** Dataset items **
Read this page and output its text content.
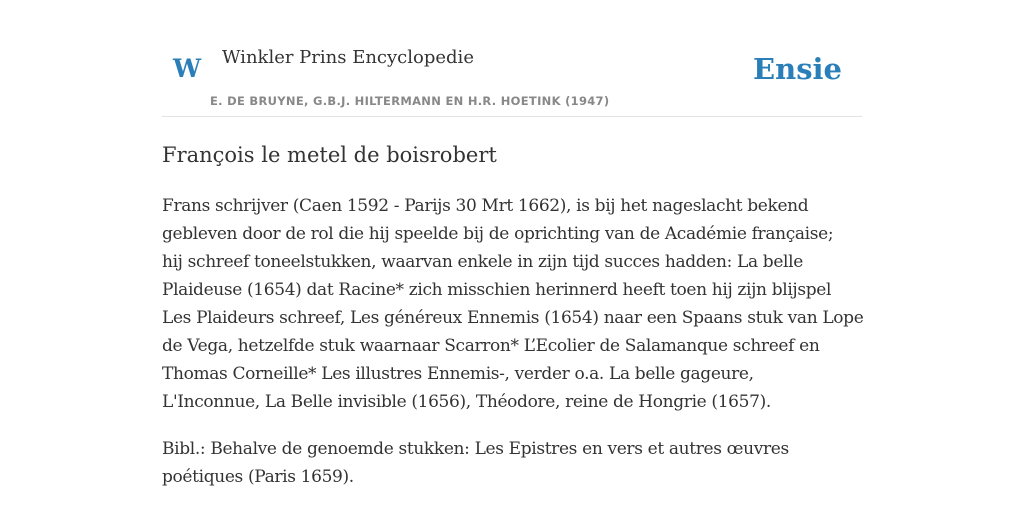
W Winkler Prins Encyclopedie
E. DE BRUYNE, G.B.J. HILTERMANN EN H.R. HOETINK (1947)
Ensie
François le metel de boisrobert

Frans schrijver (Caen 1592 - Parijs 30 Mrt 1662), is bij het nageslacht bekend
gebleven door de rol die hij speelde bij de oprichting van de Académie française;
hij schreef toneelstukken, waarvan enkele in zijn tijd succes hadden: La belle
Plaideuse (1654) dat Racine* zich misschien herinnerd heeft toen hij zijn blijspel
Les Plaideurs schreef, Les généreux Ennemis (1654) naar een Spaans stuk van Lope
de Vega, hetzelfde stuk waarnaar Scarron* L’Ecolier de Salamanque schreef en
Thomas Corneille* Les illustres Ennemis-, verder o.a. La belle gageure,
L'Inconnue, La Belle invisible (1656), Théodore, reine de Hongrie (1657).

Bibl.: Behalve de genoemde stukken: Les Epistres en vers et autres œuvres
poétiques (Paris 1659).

---

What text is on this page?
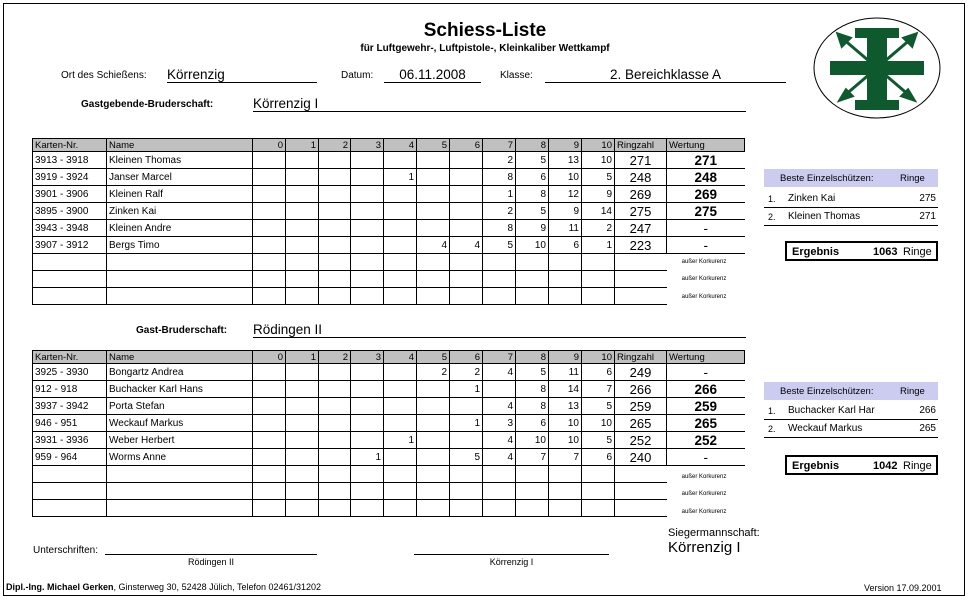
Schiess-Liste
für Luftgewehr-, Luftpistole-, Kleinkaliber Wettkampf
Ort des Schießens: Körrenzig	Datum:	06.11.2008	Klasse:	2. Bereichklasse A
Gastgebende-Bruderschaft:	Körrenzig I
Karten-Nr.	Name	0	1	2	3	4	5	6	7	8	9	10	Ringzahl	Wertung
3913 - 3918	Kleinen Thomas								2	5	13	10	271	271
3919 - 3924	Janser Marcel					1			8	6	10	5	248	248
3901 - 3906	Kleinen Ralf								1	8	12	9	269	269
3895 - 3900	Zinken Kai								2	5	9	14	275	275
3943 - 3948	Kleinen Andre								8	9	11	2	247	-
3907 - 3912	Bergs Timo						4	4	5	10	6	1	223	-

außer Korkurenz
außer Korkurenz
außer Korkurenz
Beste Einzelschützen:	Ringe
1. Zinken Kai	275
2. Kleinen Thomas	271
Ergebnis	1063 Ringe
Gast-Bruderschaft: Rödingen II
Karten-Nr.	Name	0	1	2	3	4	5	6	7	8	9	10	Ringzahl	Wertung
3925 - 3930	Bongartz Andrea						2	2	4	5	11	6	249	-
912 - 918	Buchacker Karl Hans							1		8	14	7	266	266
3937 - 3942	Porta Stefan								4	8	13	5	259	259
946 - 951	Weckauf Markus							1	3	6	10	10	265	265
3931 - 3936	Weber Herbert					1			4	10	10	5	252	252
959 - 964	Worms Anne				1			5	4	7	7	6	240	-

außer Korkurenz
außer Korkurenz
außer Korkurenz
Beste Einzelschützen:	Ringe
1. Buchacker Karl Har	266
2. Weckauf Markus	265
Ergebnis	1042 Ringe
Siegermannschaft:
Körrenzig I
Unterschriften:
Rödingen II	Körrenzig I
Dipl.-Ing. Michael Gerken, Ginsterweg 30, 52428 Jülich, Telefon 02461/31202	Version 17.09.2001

** Job **
From the records above, pull out every line containing the word "schreef".

** Solution to this exercise **
hij schreef toneelstukken, waarvan enkele in zijn tijd succes hadden: La belle
Les Plaideurs schreef, Les généreux Ennemis (1654) naar een Spaans stuk van Lope
de Vega, hetzelfde stuk waarnaar Scarron* L’Ecolier de Salamanque schreef en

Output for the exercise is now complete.